Exercise instructions -> Filter the data below for the string "Portaria" and copy each matching line.

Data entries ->
□ □ □ □

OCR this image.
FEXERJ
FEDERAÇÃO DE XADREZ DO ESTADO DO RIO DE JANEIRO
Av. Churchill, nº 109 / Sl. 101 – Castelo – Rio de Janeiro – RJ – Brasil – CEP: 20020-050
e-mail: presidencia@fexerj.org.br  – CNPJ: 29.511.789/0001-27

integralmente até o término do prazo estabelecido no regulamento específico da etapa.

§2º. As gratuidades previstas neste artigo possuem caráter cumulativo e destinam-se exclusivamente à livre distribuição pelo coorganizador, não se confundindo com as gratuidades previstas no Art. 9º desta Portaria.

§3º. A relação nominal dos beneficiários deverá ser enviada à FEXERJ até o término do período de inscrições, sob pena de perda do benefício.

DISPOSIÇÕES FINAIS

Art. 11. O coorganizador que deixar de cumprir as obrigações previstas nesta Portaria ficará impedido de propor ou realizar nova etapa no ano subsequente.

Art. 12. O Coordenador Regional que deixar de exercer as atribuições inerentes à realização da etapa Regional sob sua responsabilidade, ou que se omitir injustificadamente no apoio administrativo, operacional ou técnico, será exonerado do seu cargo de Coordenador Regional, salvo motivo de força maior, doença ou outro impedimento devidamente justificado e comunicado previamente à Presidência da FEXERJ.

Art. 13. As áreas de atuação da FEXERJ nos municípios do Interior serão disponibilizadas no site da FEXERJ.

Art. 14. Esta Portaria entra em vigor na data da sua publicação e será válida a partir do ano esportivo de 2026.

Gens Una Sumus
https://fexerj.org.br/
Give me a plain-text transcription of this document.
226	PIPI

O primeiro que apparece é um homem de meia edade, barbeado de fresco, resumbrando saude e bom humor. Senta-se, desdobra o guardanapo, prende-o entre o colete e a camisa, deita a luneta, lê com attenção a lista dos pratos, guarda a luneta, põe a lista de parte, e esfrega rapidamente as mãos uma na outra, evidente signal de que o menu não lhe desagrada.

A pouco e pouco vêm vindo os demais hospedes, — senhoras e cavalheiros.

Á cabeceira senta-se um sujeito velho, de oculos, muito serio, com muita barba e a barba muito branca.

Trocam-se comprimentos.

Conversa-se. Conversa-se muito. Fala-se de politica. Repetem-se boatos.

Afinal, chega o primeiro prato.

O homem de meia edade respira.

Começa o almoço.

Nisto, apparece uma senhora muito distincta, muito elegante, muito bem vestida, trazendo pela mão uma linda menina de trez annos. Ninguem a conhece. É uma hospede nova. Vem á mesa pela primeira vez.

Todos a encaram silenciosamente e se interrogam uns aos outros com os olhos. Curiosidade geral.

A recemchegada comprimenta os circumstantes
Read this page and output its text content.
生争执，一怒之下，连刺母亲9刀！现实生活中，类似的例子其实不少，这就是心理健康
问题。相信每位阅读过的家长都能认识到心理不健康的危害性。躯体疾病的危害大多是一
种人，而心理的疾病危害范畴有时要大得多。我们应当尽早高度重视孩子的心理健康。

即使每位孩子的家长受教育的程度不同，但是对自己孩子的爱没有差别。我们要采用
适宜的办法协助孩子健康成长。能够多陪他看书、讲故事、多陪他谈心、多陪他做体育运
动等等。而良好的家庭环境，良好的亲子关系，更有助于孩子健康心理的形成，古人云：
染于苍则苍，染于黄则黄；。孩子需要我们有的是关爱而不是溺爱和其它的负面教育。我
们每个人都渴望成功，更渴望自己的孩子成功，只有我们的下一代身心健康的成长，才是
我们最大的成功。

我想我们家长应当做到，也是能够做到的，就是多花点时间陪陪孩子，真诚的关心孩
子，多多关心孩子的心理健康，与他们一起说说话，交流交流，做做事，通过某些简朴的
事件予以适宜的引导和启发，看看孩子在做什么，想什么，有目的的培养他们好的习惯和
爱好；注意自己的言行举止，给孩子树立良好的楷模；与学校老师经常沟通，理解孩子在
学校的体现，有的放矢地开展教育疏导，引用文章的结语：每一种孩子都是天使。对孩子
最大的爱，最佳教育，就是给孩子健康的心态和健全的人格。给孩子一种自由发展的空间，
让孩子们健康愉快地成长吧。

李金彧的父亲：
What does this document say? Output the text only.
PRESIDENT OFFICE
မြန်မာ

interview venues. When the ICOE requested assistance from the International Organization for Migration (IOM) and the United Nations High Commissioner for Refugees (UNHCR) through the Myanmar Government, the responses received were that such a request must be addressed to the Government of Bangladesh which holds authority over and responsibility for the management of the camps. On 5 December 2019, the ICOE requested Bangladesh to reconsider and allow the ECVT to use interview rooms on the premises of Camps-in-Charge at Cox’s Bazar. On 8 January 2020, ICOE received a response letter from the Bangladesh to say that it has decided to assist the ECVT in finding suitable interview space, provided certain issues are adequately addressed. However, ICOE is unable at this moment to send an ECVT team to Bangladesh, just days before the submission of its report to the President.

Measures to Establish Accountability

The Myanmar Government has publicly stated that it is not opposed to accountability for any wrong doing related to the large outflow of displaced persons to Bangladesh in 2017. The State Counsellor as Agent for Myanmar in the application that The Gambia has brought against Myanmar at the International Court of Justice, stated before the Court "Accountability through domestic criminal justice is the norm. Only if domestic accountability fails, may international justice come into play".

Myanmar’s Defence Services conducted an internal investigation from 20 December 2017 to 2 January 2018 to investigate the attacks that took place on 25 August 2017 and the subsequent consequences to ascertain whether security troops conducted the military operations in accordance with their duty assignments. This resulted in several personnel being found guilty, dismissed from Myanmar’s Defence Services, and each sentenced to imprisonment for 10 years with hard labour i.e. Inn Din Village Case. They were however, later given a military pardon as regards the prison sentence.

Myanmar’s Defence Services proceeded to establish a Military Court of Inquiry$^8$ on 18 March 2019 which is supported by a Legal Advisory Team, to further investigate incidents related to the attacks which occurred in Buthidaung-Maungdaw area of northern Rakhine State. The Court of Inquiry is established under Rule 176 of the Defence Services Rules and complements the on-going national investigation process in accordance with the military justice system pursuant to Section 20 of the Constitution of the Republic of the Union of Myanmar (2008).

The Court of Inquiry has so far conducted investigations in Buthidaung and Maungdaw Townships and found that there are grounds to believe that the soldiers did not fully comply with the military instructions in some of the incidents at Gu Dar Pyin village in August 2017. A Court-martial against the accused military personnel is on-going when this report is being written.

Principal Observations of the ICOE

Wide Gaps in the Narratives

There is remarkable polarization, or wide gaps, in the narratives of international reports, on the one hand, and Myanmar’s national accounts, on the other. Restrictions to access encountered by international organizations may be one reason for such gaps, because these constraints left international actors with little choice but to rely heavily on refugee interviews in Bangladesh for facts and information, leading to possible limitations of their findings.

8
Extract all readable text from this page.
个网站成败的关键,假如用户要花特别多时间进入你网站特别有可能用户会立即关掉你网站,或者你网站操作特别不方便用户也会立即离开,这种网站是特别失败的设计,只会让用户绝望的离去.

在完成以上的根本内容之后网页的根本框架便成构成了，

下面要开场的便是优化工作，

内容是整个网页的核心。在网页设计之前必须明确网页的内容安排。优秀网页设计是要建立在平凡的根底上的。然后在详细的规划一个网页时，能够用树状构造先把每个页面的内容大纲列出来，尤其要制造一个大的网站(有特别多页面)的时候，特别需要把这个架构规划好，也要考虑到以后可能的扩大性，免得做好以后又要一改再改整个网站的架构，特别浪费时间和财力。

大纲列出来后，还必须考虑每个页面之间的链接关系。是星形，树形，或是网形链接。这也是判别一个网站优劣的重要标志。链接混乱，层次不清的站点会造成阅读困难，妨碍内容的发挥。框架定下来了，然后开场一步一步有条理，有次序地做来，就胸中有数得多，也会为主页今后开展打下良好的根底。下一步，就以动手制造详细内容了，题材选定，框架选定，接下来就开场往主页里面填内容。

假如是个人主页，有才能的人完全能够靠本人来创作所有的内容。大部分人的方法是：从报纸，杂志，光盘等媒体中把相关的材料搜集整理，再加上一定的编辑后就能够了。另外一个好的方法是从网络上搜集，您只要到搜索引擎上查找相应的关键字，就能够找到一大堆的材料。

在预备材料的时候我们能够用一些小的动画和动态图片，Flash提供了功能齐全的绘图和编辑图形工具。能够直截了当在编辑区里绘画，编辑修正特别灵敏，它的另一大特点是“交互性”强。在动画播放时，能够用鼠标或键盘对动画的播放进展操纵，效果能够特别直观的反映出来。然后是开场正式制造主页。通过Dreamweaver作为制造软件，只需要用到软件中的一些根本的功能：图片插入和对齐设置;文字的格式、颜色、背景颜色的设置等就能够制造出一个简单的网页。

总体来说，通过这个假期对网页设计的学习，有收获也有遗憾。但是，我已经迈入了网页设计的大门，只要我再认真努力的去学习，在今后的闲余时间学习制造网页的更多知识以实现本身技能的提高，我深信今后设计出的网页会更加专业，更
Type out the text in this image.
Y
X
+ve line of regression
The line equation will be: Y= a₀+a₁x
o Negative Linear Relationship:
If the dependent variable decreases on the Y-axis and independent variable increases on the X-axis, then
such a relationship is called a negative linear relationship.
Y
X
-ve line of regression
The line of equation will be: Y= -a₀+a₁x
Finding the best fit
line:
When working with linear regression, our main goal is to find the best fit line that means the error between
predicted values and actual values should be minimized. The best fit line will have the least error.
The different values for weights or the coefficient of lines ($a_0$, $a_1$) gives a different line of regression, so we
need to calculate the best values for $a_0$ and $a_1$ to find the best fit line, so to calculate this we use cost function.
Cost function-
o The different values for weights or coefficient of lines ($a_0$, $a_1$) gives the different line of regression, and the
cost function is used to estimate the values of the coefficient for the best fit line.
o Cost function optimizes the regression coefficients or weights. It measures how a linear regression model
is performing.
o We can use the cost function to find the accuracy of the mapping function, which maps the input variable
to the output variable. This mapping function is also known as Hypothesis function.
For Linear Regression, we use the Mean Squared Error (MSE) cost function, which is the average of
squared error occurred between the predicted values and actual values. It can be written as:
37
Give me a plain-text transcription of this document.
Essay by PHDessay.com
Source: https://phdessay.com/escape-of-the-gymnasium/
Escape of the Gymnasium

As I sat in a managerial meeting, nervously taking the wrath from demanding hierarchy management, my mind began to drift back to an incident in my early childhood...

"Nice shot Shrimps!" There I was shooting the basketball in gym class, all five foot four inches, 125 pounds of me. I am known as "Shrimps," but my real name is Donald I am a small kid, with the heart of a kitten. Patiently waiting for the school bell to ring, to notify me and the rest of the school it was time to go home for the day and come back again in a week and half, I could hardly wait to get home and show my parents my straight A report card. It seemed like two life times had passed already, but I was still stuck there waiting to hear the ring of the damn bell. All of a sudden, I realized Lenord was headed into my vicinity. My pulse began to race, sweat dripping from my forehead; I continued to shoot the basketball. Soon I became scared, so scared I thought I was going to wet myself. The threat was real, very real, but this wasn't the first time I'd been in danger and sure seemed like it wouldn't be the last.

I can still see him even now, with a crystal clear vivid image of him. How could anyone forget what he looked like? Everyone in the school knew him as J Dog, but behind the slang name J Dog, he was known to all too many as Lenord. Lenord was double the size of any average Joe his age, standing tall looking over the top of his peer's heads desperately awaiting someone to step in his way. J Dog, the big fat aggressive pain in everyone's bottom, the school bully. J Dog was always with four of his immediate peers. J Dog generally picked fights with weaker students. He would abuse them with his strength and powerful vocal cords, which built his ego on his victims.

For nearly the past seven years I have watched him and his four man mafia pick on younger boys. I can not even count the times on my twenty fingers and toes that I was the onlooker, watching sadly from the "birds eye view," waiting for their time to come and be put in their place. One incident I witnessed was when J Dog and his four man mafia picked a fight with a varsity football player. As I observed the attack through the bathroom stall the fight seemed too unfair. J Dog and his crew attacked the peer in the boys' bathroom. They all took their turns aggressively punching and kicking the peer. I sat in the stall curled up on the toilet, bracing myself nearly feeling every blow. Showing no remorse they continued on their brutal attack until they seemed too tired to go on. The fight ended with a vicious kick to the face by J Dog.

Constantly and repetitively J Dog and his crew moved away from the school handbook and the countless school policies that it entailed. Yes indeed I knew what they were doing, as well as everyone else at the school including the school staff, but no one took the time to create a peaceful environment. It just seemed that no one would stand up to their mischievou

□ □ □ □

Expected answer ->
§2º. As gratuidades previstas neste artigo possuem caráter cumulativo e destinam-se exclusivamente à livre distribuição pelo coorganizador, não se confundindo com as gratuidades previstas no Art. 9º desta Portaria.
Art. 11. O coorganizador que deixar de cumprir as obrigações previstas nesta Portaria ficará impedido de propor ou realizar nova etapa no ano subsequente.
Art. 14. Esta Portaria entra em vigor na data da sua publicação e será válida a partir do ano esportivo de 2026.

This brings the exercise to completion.